__Provided information__:
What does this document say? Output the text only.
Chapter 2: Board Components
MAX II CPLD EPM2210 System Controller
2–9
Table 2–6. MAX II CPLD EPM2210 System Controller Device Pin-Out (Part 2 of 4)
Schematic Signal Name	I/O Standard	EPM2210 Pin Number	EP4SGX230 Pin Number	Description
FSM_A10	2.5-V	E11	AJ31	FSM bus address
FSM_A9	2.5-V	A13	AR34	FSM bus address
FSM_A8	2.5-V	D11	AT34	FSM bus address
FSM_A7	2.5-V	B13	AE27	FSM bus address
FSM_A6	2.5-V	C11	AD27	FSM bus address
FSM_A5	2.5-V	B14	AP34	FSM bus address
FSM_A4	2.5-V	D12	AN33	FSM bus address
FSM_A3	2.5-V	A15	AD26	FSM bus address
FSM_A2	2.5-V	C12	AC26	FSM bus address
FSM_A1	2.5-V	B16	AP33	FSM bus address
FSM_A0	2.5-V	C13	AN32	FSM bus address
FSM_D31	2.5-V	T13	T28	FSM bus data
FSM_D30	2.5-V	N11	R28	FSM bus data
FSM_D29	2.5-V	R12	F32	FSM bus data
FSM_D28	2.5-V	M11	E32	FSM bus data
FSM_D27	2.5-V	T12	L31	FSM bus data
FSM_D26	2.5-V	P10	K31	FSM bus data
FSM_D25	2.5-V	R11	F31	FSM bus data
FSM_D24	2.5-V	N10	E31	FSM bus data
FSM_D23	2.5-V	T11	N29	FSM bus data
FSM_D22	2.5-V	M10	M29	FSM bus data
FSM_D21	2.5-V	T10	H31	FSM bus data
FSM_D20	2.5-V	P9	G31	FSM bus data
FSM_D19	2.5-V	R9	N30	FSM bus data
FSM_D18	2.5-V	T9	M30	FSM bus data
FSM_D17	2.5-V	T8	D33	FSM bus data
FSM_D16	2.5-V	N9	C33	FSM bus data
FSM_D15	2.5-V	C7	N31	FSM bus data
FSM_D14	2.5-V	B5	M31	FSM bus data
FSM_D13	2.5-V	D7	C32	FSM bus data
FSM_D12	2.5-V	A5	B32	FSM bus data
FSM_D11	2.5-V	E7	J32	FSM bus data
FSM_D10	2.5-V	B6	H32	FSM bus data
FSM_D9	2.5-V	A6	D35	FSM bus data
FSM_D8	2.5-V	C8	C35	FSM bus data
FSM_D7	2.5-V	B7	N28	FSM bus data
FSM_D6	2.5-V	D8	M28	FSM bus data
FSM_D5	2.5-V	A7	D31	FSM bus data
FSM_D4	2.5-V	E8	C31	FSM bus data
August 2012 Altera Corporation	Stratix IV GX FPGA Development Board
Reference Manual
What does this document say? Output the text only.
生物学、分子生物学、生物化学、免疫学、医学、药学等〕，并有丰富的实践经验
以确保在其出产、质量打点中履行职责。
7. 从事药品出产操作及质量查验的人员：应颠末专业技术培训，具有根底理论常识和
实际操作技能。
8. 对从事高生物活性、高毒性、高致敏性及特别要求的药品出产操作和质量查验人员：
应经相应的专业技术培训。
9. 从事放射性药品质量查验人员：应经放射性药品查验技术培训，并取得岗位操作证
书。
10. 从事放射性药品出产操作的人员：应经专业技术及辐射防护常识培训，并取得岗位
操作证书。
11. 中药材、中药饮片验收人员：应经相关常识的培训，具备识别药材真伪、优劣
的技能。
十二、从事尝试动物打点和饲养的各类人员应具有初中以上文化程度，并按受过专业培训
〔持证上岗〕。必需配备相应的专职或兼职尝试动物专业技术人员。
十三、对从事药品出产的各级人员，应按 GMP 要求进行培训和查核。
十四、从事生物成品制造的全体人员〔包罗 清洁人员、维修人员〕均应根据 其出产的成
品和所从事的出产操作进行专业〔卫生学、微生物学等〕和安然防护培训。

__Task instructions__: Using the listing above, show each line holding the string "Board".

__Task result__:
Chapter 2: Board Components
August 2012 Altera Corporation	Stratix IV GX FPGA Development Board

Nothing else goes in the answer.